Problem description:
Transcribe all the records exactly and omit any images they hold.

Listed records:
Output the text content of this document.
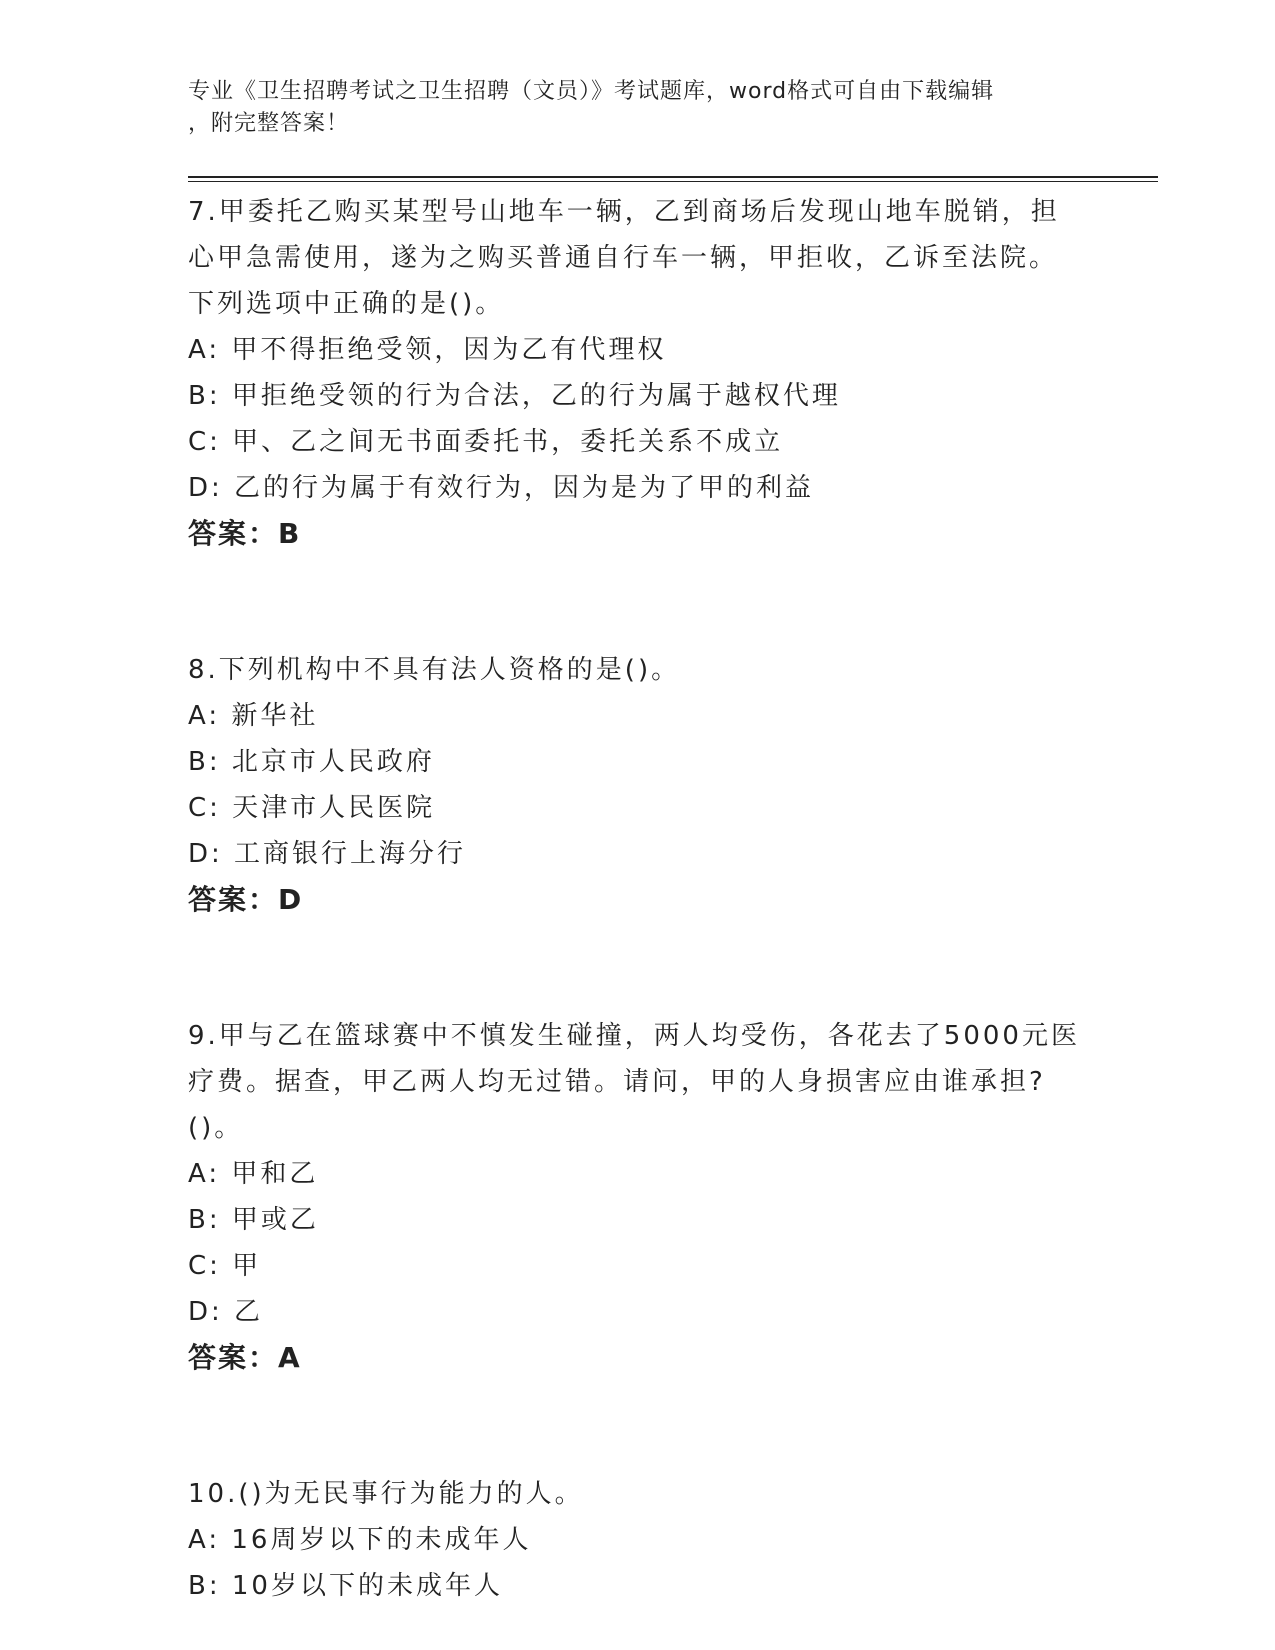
专业《卫生招聘考试之卫生招聘（文员）》考试题库，word格式可自由下载编辑
，附完整答案！
7.甲委托乙购买某型号山地车一辆，乙到商场后发现山地车脱销，担
心甲急需使用，遂为之购买普通自行车一辆，甲拒收，乙诉至法院。
下列选项中正确的是()。
A: 甲不得拒绝受领，因为乙有代理权
B: 甲拒绝受领的行为合法，乙的行为属于越权代理
C: 甲、乙之间无书面委托书，委托关系不成立
D: 乙的行为属于有效行为，因为是为了甲的利益
答案：B
8.下列机构中不具有法人资格的是()。
A: 新华社
B: 北京市人民政府
C: 天津市人民医院
D: 工商银行上海分行
答案：D
9.甲与乙在篮球赛中不慎发生碰撞，两人均受伤，各花去了5000元医
疗费。据查，甲乙两人均无过错。请问，甲的人身损害应由谁承担?
()。
A: 甲和乙
B: 甲或乙
C: 甲
D: 乙
答案：A
10.()为无民事行为能力的人。
A: 16周岁以下的未成年人
B: 10岁以下的未成年人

Complete response:
Output the text content of this document.
专业《卫生招聘考试之卫生招聘（文员）》考试题库，word格式可自由下载编辑
，附完整答案！
7.甲委托乙购买某型号山地车一辆，乙到商场后发现山地车脱销，担
心甲急需使用，遂为之购买普通自行车一辆，甲拒收，乙诉至法院。
下列选项中正确的是()。
A: 甲不得拒绝受领，因为乙有代理权
B: 甲拒绝受领的行为合法，乙的行为属于越权代理
C: 甲、乙之间无书面委托书，委托关系不成立
D: 乙的行为属于有效行为，因为是为了甲的利益
答案：B
8.下列机构中不具有法人资格的是()。
A: 新华社
B: 北京市人民政府
C: 天津市人民医院
D: 工商银行上海分行
答案：D
9.甲与乙在篮球赛中不慎发生碰撞，两人均受伤，各花去了5000元医
疗费。据查，甲乙两人均无过错。请问，甲的人身损害应由谁承担?
()。
A: 甲和乙
B: 甲或乙
C: 甲
D: 乙
答案：A
10.()为无民事行为能力的人。
A: 16周岁以下的未成年人
B: 10岁以下的未成年人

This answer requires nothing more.